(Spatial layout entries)
+++

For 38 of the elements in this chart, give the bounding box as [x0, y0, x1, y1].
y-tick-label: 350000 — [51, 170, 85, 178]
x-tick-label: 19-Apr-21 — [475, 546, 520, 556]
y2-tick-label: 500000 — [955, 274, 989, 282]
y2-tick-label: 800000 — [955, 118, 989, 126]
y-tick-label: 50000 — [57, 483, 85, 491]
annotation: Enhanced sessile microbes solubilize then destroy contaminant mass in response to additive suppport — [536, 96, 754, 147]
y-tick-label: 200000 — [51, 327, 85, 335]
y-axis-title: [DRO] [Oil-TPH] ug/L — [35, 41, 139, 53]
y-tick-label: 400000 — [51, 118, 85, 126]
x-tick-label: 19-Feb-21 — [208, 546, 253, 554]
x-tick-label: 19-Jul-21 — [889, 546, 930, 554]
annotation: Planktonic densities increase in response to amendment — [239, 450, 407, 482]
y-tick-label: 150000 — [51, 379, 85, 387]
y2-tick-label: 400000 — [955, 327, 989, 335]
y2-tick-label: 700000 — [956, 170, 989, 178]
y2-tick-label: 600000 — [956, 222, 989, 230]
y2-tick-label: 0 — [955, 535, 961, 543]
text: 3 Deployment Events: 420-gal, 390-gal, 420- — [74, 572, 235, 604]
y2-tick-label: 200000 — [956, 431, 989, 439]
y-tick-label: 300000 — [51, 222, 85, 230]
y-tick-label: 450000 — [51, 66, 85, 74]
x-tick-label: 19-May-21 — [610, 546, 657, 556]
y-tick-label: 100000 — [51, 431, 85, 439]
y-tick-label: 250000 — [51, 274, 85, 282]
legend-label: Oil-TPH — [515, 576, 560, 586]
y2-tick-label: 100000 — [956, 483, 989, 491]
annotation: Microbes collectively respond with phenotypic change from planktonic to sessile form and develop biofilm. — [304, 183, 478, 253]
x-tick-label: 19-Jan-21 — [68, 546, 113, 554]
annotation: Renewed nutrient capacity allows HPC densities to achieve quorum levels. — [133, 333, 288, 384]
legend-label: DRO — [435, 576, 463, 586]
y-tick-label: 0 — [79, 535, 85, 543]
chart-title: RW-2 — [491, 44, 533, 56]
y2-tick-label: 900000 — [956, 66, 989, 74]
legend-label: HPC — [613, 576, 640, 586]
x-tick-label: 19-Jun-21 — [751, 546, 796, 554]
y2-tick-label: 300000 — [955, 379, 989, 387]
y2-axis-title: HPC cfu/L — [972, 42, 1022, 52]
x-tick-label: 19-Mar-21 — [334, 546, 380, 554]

+++

PROBLEM DESCRIPTION:
Reproduce every line of the entries above verbatim, with no changes to characters, spacing, or order.

RESULT FOR THIS EXERCISE:
For 38 of the elements in this chart, give the bounding box as [x0, y0, x1, y1].
y-tick-label: 350000 — [51, 170, 85, 178]
x-tick-label: 19-Apr-21 — [475, 546, 520, 556]
y2-tick-label: 500000 — [955, 274, 989, 282]
y2-tick-label: 800000 — [955, 118, 989, 126]
y-tick-label: 50000 — [57, 483, 85, 491]
annotation: Enhanced sessile microbes solubilize then destroy contaminant mass in response to additive suppport — [536, 96, 754, 147]
y-tick-label: 200000 — [51, 327, 85, 335]
y-axis-title: [DRO] [Oil-TPH] ug/L — [35, 41, 139, 53]
y-tick-label: 400000 — [51, 118, 85, 126]
x-tick-label: 19-Feb-21 — [208, 546, 253, 554]
x-tick-label: 19-Jul-21 — [889, 546, 930, 554]
annotation: Planktonic densities increase in response to amendment — [239, 450, 407, 482]
y-tick-label: 150000 — [51, 379, 85, 387]
y2-tick-label: 400000 — [955, 327, 989, 335]
y2-tick-label: 700000 — [956, 170, 989, 178]
y2-tick-label: 600000 — [956, 222, 989, 230]
y2-tick-label: 0 — [955, 535, 961, 543]
text: 3 Deployment Events: 420-gal, 390-gal, 420- — [74, 572, 235, 604]
y2-tick-label: 200000 — [956, 431, 989, 439]
y-tick-label: 300000 — [51, 222, 85, 230]
y-tick-label: 450000 — [51, 66, 85, 74]
x-tick-label: 19-May-21 — [610, 546, 657, 556]
y-tick-label: 100000 — [51, 431, 85, 439]
y-tick-label: 250000 — [51, 274, 85, 282]
legend-label: Oil-TPH — [515, 576, 560, 586]
y2-tick-label: 100000 — [956, 483, 989, 491]
annotation: Microbes collectively respond with phenotypic change from planktonic to sessile form and develop biofilm. — [304, 183, 478, 253]
x-tick-label: 19-Jan-21 — [68, 546, 113, 554]
annotation: Renewed nutrient capacity allows HPC densities to achieve quorum levels. — [133, 333, 288, 384]
legend-label: DRO — [435, 576, 463, 586]
y-tick-label: 0 — [79, 535, 85, 543]
chart-title: RW-2 — [491, 44, 533, 56]
y2-tick-label: 900000 — [956, 66, 989, 74]
legend-label: HPC — [613, 576, 640, 586]
x-tick-label: 19-Jun-21 — [751, 546, 796, 554]
y2-tick-label: 300000 — [955, 379, 989, 387]
y2-axis-title: HPC cfu/L — [972, 42, 1022, 52]
x-tick-label: 19-Mar-21 — [334, 546, 380, 554]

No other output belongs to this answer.